● Work to be completed: The listing below is to be output in its exact form.
>> BEGIN Raw data
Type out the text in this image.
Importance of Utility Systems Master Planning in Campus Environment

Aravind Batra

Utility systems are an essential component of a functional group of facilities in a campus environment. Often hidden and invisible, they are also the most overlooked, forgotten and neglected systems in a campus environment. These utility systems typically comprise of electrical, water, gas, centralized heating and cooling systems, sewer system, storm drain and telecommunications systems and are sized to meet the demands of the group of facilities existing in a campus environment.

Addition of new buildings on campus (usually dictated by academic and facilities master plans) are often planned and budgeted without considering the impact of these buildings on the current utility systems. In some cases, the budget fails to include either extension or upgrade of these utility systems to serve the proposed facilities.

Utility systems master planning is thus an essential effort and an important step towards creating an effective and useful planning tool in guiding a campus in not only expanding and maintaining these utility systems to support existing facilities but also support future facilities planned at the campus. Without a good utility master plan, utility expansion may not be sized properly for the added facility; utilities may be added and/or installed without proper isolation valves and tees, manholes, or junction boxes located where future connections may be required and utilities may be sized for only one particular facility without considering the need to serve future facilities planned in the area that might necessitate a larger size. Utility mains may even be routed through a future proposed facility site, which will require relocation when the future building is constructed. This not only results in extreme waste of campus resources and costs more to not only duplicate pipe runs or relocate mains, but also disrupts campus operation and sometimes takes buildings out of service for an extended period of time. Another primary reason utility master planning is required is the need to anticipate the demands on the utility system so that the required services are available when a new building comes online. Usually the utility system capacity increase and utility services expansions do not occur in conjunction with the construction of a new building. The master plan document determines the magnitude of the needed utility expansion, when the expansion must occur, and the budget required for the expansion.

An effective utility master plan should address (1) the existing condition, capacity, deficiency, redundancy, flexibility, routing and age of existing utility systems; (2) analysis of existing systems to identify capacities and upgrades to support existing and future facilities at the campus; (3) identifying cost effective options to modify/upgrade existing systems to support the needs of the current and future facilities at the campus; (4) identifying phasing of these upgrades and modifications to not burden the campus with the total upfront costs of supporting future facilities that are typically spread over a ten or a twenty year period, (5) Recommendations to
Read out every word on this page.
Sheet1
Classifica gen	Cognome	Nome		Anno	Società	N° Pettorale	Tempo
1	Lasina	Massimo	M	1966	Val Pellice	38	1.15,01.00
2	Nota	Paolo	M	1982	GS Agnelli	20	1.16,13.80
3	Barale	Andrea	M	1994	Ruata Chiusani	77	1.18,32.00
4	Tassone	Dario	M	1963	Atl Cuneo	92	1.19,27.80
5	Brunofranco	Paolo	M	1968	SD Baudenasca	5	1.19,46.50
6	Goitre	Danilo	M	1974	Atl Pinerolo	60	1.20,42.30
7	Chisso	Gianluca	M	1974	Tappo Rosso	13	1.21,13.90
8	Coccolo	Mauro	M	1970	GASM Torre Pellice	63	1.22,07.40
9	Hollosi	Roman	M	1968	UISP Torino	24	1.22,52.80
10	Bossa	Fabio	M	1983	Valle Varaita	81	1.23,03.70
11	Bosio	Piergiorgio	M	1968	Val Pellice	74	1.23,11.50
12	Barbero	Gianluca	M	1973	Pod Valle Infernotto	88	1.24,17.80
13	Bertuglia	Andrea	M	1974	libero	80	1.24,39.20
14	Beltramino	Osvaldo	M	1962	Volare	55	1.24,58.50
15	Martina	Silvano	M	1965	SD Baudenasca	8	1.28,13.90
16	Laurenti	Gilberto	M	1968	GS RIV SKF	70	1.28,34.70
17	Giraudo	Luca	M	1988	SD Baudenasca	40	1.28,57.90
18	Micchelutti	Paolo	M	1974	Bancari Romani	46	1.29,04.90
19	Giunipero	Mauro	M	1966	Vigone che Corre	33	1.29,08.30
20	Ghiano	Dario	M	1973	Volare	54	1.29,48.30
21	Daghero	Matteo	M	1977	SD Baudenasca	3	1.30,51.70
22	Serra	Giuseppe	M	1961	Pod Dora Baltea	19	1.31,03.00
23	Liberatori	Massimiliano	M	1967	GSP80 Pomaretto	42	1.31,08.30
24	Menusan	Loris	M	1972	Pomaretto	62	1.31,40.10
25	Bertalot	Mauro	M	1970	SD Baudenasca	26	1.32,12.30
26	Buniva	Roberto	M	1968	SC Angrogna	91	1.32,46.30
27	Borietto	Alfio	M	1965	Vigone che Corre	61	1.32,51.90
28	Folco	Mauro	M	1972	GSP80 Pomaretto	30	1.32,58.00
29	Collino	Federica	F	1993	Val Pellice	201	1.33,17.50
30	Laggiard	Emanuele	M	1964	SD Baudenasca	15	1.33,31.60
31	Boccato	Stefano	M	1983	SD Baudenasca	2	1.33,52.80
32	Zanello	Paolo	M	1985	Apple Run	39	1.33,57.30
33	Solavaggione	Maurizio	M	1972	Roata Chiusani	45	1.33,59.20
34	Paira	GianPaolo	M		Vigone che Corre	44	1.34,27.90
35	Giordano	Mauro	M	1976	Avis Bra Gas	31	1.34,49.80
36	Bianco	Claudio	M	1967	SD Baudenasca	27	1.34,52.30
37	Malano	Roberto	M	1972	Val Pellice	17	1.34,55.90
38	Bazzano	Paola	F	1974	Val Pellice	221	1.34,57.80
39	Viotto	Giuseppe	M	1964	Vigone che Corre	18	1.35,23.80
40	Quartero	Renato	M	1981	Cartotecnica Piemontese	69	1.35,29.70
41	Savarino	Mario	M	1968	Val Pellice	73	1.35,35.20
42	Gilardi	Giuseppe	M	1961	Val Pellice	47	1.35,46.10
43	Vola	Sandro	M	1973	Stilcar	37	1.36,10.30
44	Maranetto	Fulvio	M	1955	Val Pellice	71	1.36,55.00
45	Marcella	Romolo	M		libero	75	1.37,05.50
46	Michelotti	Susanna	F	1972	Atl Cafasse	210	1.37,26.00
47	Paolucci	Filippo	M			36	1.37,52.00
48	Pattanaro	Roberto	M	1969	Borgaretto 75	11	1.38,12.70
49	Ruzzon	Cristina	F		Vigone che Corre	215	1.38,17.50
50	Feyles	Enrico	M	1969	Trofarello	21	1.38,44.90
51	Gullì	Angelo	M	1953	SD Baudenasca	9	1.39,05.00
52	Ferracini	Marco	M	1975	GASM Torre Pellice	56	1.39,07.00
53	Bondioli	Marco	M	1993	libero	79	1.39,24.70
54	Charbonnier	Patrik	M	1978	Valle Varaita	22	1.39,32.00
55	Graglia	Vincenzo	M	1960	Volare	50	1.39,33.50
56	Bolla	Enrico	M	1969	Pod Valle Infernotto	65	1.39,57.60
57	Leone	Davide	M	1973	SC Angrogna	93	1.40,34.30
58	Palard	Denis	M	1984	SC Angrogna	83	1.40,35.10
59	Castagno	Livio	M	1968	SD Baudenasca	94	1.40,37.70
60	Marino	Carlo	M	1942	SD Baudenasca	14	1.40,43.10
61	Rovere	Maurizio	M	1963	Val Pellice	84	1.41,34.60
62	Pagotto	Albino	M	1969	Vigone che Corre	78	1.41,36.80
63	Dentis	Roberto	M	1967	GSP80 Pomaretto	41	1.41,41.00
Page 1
>> END Raw data
● Solution:
Type out the text in this image.
Importance of Utility Systems Master Planning in Campus Environment

Aravind Batra

Utility systems are an essential component of a functional group of facilities in a campus environment. Often hidden and invisible, they are also the most overlooked, forgotten and neglected systems in a campus environment. These utility systems typically comprise of electrical, water, gas, centralized heating and cooling systems, sewer system, storm drain and telecommunications systems and are sized to meet the demands of the group of facilities existing in a campus environment.

Addition of new buildings on campus (usually dictated by academic and facilities master plans) are often planned and budgeted without considering the impact of these buildings on the current utility systems. In some cases, the budget fails to include either extension or upgrade of these utility systems to serve the proposed facilities.

Utility systems master planning is thus an essential effort and an important step towards creating an effective and useful planning tool in guiding a campus in not only expanding and maintaining these utility systems to support existing facilities but also support future facilities planned at the campus. Without a good utility master plan, utility expansion may not be sized properly for the added facility; utilities may be added and/or installed without proper isolation valves and tees, manholes, or junction boxes located where future connections may be required and utilities may be sized for only one particular facility without considering the need to serve future facilities planned in the area that might necessitate a larger size. Utility mains may even be routed through a future proposed facility site, which will require relocation when the future building is constructed. This not only results in extreme waste of campus resources and costs more to not only duplicate pipe runs or relocate mains, but also disrupts campus operation and sometimes takes buildings out of service for an extended period of time. Another primary reason utility master planning is required is the need to anticipate the demands on the utility system so that the required services are available when a new building comes online. Usually the utility system capacity increase and utility services expansions do not occur in conjunction with the construction of a new building. The master plan document determines the magnitude of the needed utility expansion, when the expansion must occur, and the budget required for the expansion.

An effective utility master plan should address (1) the existing condition, capacity, deficiency, redundancy, flexibility, routing and age of existing utility systems; (2) analysis of existing systems to identify capacities and upgrades to support existing and future facilities at the campus; (3) identifying cost effective options to modify/upgrade existing systems to support the needs of the current and future facilities at the campus; (4) identifying phasing of these upgrades and modifications to not burden the campus with the total upfront costs of supporting future facilities that are typically spread over a ten or a twenty year period, (5) Recommendations to
Read out every word on this page.
Sheet1
Classifica gen	Cognome	Nome		Anno	Società	N° Pettorale	Tempo
1	Lasina	Massimo	M	1966	Val Pellice	38	1.15,01.00
2	Nota	Paolo	M	1982	GS Agnelli	20	1.16,13.80
3	Barale	Andrea	M	1994	Ruata Chiusani	77	1.18,32.00
4	Tassone	Dario	M	1963	Atl Cuneo	92	1.19,27.80
5	Brunofranco	Paolo	M	1968	SD Baudenasca	5	1.19,46.50
6	Goitre	Danilo	M	1974	Atl Pinerolo	60	1.20,42.30
7	Chisso	Gianluca	M	1974	Tappo Rosso	13	1.21,13.90
8	Coccolo	Mauro	M	1970	GASM Torre Pellice	63	1.22,07.40
9	Hollosi	Roman	M	1968	UISP Torino	24	1.22,52.80
10	Bossa	Fabio	M	1983	Valle Varaita	81	1.23,03.70
11	Bosio	Piergiorgio	M	1968	Val Pellice	74	1.23,11.50
12	Barbero	Gianluca	M	1973	Pod Valle Infernotto	88	1.24,17.80
13	Bertuglia	Andrea	M	1974	libero	80	1.24,39.20
14	Beltramino	Osvaldo	M	1962	Volare	55	1.24,58.50
15	Martina	Silvano	M	1965	SD Baudenasca	8	1.28,13.90
16	Laurenti	Gilberto	M	1968	GS RIV SKF	70	1.28,34.70
17	Giraudo	Luca	M	1988	SD Baudenasca	40	1.28,57.90
18	Micchelutti	Paolo	M	1974	Bancari Romani	46	1.29,04.90
19	Giunipero	Mauro	M	1966	Vigone che Corre	33	1.29,08.30
20	Ghiano	Dario	M	1973	Volare	54	1.29,48.30
21	Daghero	Matteo	M	1977	SD Baudenasca	3	1.30,51.70
22	Serra	Giuseppe	M	1961	Pod Dora Baltea	19	1.31,03.00
23	Liberatori	Massimiliano	M	1967	GSP80 Pomaretto	42	1.31,08.30
24	Menusan	Loris	M	1972	Pomaretto	62	1.31,40.10
25	Bertalot	Mauro	M	1970	SD Baudenasca	26	1.32,12.30
26	Buniva	Roberto	M	1968	SC Angrogna	91	1.32,46.30
27	Borietto	Alfio	M	1965	Vigone che Corre	61	1.32,51.90
28	Folco	Mauro	M	1972	GSP80 Pomaretto	30	1.32,58.00
29	Collino	Federica	F	1993	Val Pellice	201	1.33,17.50
30	Laggiard	Emanuele	M	1964	SD Baudenasca	15	1.33,31.60
31	Boccato	Stefano	M	1983	SD Baudenasca	2	1.33,52.80
32	Zanello	Paolo	M	1985	Apple Run	39	1.33,57.30
33	Solavaggione	Maurizio	M	1972	Roata Chiusani	45	1.33,59.20
34	Paira	GianPaolo	M		Vigone che Corre	44	1.34,27.90
35	Giordano	Mauro	M	1976	Avis Bra Gas	31	1.34,49.80
36	Bianco	Claudio	M	1967	SD Baudenasca	27	1.34,52.30
37	Malano	Roberto	M	1972	Val Pellice	17	1.34,55.90
38	Bazzano	Paola	F	1974	Val Pellice	221	1.34,57.80
39	Viotto	Giuseppe	M	1964	Vigone che Corre	18	1.35,23.80
40	Quartero	Renato	M	1981	Cartotecnica Piemontese	69	1.35,29.70
41	Savarino	Mario	M	1968	Val Pellice	73	1.35,35.20
42	Gilardi	Giuseppe	M	1961	Val Pellice	47	1.35,46.10
43	Vola	Sandro	M	1973	Stilcar	37	1.36,10.30
44	Maranetto	Fulvio	M	1955	Val Pellice	71	1.36,55.00
45	Marcella	Romolo	M		libero	75	1.37,05.50
46	Michelotti	Susanna	F	1972	Atl Cafasse	210	1.37,26.00
47	Paolucci	Filippo	M			36	1.37,52.00
48	Pattanaro	Roberto	M	1969	Borgaretto 75	11	1.38,12.70
49	Ruzzon	Cristina	F		Vigone che Corre	215	1.38,17.50
50	Feyles	Enrico	M	1969	Trofarello	21	1.38,44.90
51	Gullì	Angelo	M	1953	SD Baudenasca	9	1.39,05.00
52	Ferracini	Marco	M	1975	GASM Torre Pellice	56	1.39,07.00
53	Bondioli	Marco	M	1993	libero	79	1.39,24.70
54	Charbonnier	Patrik	M	1978	Valle Varaita	22	1.39,32.00
55	Graglia	Vincenzo	M	1960	Volare	50	1.39,33.50
56	Bolla	Enrico	M	1969	Pod Valle Infernotto	65	1.39,57.60
57	Leone	Davide	M	1973	SC Angrogna	93	1.40,34.30
58	Palard	Denis	M	1984	SC Angrogna	83	1.40,35.10
59	Castagno	Livio	M	1968	SD Baudenasca	94	1.40,37.70
60	Marino	Carlo	M	1942	SD Baudenasca	14	1.40,43.10
61	Rovere	Maurizio	M	1963	Val Pellice	84	1.41,34.60
62	Pagotto	Albino	M	1969	Vigone che Corre	78	1.41,36.80
63	Dentis	Roberto	M	1967	GSP80 Pomaretto	41	1.41,41.00
Page 1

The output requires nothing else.